▽

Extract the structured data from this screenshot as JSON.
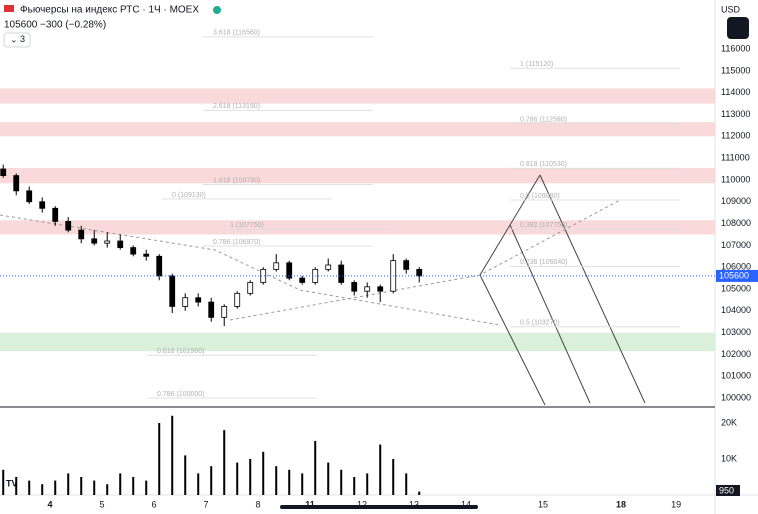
{
  "header": {
    "title": "Фьючерсы на индекс РТС · 1Ч · MOEX",
    "price": "105600",
    "change": "−300 (−0.28%)",
    "indicators": "3",
    "currency": "USD"
  },
  "chart_data": [
    {
      "type": "candlestick",
      "x": [
        0.1,
        0.35,
        0.6,
        0.85,
        1.1,
        1.35,
        1.6,
        1.85,
        2.1,
        2.35,
        2.6,
        2.85,
        3.1,
        3.35,
        3.6,
        3.85,
        4.1,
        4.35,
        4.6,
        4.85,
        5.1,
        5.35,
        5.6,
        5.85,
        6.1,
        6.35,
        6.6,
        6.85,
        7.1,
        7.35,
        7.6,
        7.85,
        8.1
      ],
      "open": [
        110500,
        110200,
        109500,
        109000,
        108700,
        108100,
        107700,
        107300,
        107100,
        107200,
        106900,
        106600,
        106500,
        105600,
        104200,
        104600,
        104400,
        103700,
        104200,
        104800,
        105300,
        105900,
        106200,
        105500,
        105300,
        105900,
        106100,
        105300,
        104900,
        105100,
        104900,
        106300,
        105900
      ],
      "high": [
        110700,
        110300,
        109700,
        109200,
        108800,
        108300,
        107900,
        107700,
        107600,
        107500,
        107000,
        106800,
        106600,
        105700,
        104800,
        104800,
        104600,
        104300,
        104900,
        105400,
        106000,
        106600,
        106300,
        105600,
        106000,
        106400,
        106300,
        105400,
        105300,
        105200,
        106600,
        106400,
        106000
      ],
      "low": [
        110100,
        109300,
        108900,
        108500,
        107900,
        107600,
        107100,
        107000,
        106900,
        106800,
        106500,
        106300,
        105400,
        103900,
        104000,
        104200,
        103500,
        103300,
        104100,
        104700,
        105200,
        105800,
        105400,
        105200,
        105200,
        105800,
        105200,
        104700,
        104600,
        104400,
        104800,
        105700,
        105300
      ],
      "close": [
        110200,
        109500,
        109000,
        108700,
        108100,
        107700,
        107300,
        107100,
        107200,
        106900,
        106600,
        106500,
        105600,
        104200,
        104600,
        104400,
        103700,
        104200,
        104800,
        105300,
        105900,
        106200,
        105500,
        105300,
        105900,
        106100,
        105300,
        104900,
        105100,
        104900,
        106300,
        105900,
        105600
      ],
      "color": "#000000",
      "xlim": [
        0.038,
        13.788
      ],
      "xticks": [
        {
          "value": 1,
          "label": "4"
        },
        {
          "value": 2,
          "label": "5"
        },
        {
          "value": 3,
          "label": "6"
        },
        {
          "value": 4,
          "label": "7"
        },
        {
          "value": 5,
          "label": "8"
        },
        {
          "value": 6,
          "label": "11"
        },
        {
          "value": 7,
          "label": "12"
        },
        {
          "value": 8,
          "label": "13"
        },
        {
          "value": 9,
          "label": "14"
        },
        {
          "value": 10.48,
          "label": "15"
        },
        {
          "value": 11.98,
          "label": "18"
        },
        {
          "value": 13.04,
          "label": "19"
        }
      ],
      "ylim": [
        99590,
        118250
      ],
      "yticks": [
        100000,
        101000,
        102000,
        103000,
        104000,
        105000,
        106000,
        107000,
        108000,
        109000,
        110000,
        111000,
        112000,
        113000,
        114000,
        115000,
        116000
      ],
      "zones": [
        {
          "from": 113500,
          "to": 114200,
          "color": "#f8d0d0"
        },
        {
          "from": 112000,
          "to": 112650,
          "color": "#f8d0d0"
        },
        {
          "from": 109850,
          "to": 110550,
          "color": "#f8d0d0"
        },
        {
          "from": 107500,
          "to": 108150,
          "color": "#f8d0d0"
        },
        {
          "from": 102150,
          "to": 103000,
          "color": "#d2ecd2"
        }
      ],
      "annotations": [
        {
          "text": "3.618 (116560)",
          "price": 116560
        },
        {
          "text": "1 (115120)",
          "price": 115120
        },
        {
          "text": "2.618 (113190)",
          "price": 113190
        },
        {
          "text": "0.786 (112580)",
          "price": 112580
        },
        {
          "text": "0.618 (110530)",
          "price": 110530
        },
        {
          "text": "1.618 (109790)",
          "price": 109790
        },
        {
          "text": "0 (109130)",
          "price": 109130
        },
        {
          "text": "0.5 (109080)",
          "price": 109080
        },
        {
          "text": "1 (107750)",
          "price": 107750
        },
        {
          "text": "0.382 (107750)",
          "price": 107750
        },
        {
          "text": "0.786 (106970)",
          "price": 106970
        },
        {
          "text": "0.236 (106040)",
          "price": 106040
        },
        {
          "text": "0.5 (103270)",
          "price": 103270
        },
        {
          "text": "0.618 (101960)",
          "price": 101960
        },
        {
          "text": "0.786 (100000)",
          "price": 100000
        }
      ]
    },
    {
      "type": "bar",
      "values": [
        7000,
        5000,
        4000,
        3000,
        4000,
        6000,
        5000,
        4000,
        3000,
        6000,
        5000,
        4000,
        20000,
        22000,
        11000,
        6000,
        8000,
        18000,
        9000,
        10000,
        12000,
        8000,
        7000,
        6000,
        15000,
        9000,
        7000,
        5000,
        6000,
        14000,
        10000,
        6000,
        950
      ],
      "color": "#000000",
      "ylim": [
        0,
        23600
      ],
      "yticks": [
        {
          "value": 10000,
          "label": "10K"
        },
        {
          "value": 20000,
          "label": "20K"
        }
      ]
    }
  ]
}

△

-- DESCRIPTION OF THE TASK --
Write the records out again in full, exactly, and skip every picture.

-- COMPLETE RESPONSE --
Extract the structured data from this screenshot as JSON.
{
  "header": {
    "title": "Фьючерсы на индекс РТС · 1Ч · MOEX",
    "price": "105600",
    "change": "−300 (−0.28%)",
    "indicators": "3",
    "currency": "USD"
  },
  "chart_data": [
    {
      "type": "candlestick",
      "x": [
        0.1,
        0.35,
        0.6,
        0.85,
        1.1,
        1.35,
        1.6,
        1.85,
        2.1,
        2.35,
        2.6,
        2.85,
        3.1,
        3.35,
        3.6,
        3.85,
        4.1,
        4.35,
        4.6,
        4.85,
        5.1,
        5.35,
        5.6,
        5.85,
        6.1,
        6.35,
        6.6,
        6.85,
        7.1,
        7.35,
        7.6,
        7.85,
        8.1
      ],
      "open": [
        110500,
        110200,
        109500,
        109000,
        108700,
        108100,
        107700,
        107300,
        107100,
        107200,
        106900,
        106600,
        106500,
        105600,
        104200,
        104600,
        104400,
        103700,
        104200,
        104800,
        105300,
        105900,
        106200,
        105500,
        105300,
        105900,
        106100,
        105300,
        104900,
        105100,
        104900,
        106300,
        105900
      ],
      "high": [
        110700,
        110300,
        109700,
        109200,
        108800,
        108300,
        107900,
        107700,
        107600,
        107500,
        107000,
        106800,
        106600,
        105700,
        104800,
        104800,
        104600,
        104300,
        104900,
        105400,
        106000,
        106600,
        106300,
        105600,
        106000,
        106400,
        106300,
        105400,
        105300,
        105200,
        106600,
        106400,
        106000
      ],
      "low": [
        110100,
        109300,
        108900,
        108500,
        107900,
        107600,
        107100,
        107000,
        106900,
        106800,
        106500,
        106300,
        105400,
        103900,
        104000,
        104200,
        103500,
        103300,
        104100,
        104700,
        105200,
        105800,
        105400,
        105200,
        105200,
        105800,
        105200,
        104700,
        104600,
        104400,
        104800,
        105700,
        105300
      ],
      "close": [
        110200,
        109500,
        109000,
        108700,
        108100,
        107700,
        107300,
        107100,
        107200,
        106900,
        106600,
        106500,
        105600,
        104200,
        104600,
        104400,
        103700,
        104200,
        104800,
        105300,
        105900,
        106200,
        105500,
        105300,
        105900,
        106100,
        105300,
        104900,
        105100,
        104900,
        106300,
        105900,
        105600
      ],
      "color": "#000000",
      "xlim": [
        0.038,
        13.788
      ],
      "xticks": [
        {
          "value": 1,
          "label": "4"
        },
        {
          "value": 2,
          "label": "5"
        },
        {
          "value": 3,
          "label": "6"
        },
        {
          "value": 4,
          "label": "7"
        },
        {
          "value": 5,
          "label": "8"
        },
        {
          "value": 6,
          "label": "11"
        },
        {
          "value": 7,
          "label": "12"
        },
        {
          "value": 8,
          "label": "13"
        },
        {
          "value": 9,
          "label": "14"
        },
        {
          "value": 10.48,
          "label": "15"
        },
        {
          "value": 11.98,
          "label": "18"
        },
        {
          "value": 13.04,
          "label": "19"
        }
      ],
      "ylim": [
        99590,
        118250
      ],
      "yticks": [
        100000,
        101000,
        102000,
        103000,
        104000,
        105000,
        106000,
        107000,
        108000,
        109000,
        110000,
        111000,
        112000,
        113000,
        114000,
        115000,
        116000
      ],
      "zones": [
        {
          "from": 113500,
          "to": 114200,
          "color": "#f8d0d0"
        },
        {
          "from": 112000,
          "to": 112650,
          "color": "#f8d0d0"
        },
        {
          "from": 109850,
          "to": 110550,
          "color": "#f8d0d0"
        },
        {
          "from": 107500,
          "to": 108150,
          "color": "#f8d0d0"
        },
        {
          "from": 102150,
          "to": 103000,
          "color": "#d2ecd2"
        }
      ],
      "annotations": [
        {
          "text": "3.618 (116560)",
          "price": 116560
        },
        {
          "text": "1 (115120)",
          "price": 115120
        },
        {
          "text": "2.618 (113190)",
          "price": 113190
        },
        {
          "text": "0.786 (112580)",
          "price": 112580
        },
        {
          "text": "0.618 (110530)",
          "price": 110530
        },
        {
          "text": "1.618 (109790)",
          "price": 109790
        },
        {
          "text": "0 (109130)",
          "price": 109130
        },
        {
          "text": "0.5 (109080)",
          "price": 109080
        },
        {
          "text": "1 (107750)",
          "price": 107750
        },
        {
          "text": "0.382 (107750)",
          "price": 107750
        },
        {
          "text": "0.786 (106970)",
          "price": 106970
        },
        {
          "text": "0.236 (106040)",
          "price": 106040
        },
        {
          "text": "0.5 (103270)",
          "price": 103270
        },
        {
          "text": "0.618 (101960)",
          "price": 101960
        },
        {
          "text": "0.786 (100000)",
          "price": 100000
        }
      ]
    },
    {
      "type": "bar",
      "values": [
        7000,
        5000,
        4000,
        3000,
        4000,
        6000,
        5000,
        4000,
        3000,
        6000,
        5000,
        4000,
        20000,
        22000,
        11000,
        6000,
        8000,
        18000,
        9000,
        10000,
        12000,
        8000,
        7000,
        6000,
        15000,
        9000,
        7000,
        5000,
        6000,
        14000,
        10000,
        6000,
        950
      ],
      "color": "#000000",
      "ylim": [
        0,
        23600
      ],
      "yticks": [
        {
          "value": 10000,
          "label": "10K"
        },
        {
          "value": 20000,
          "label": "20K"
        }
      ]
    }
  ]
}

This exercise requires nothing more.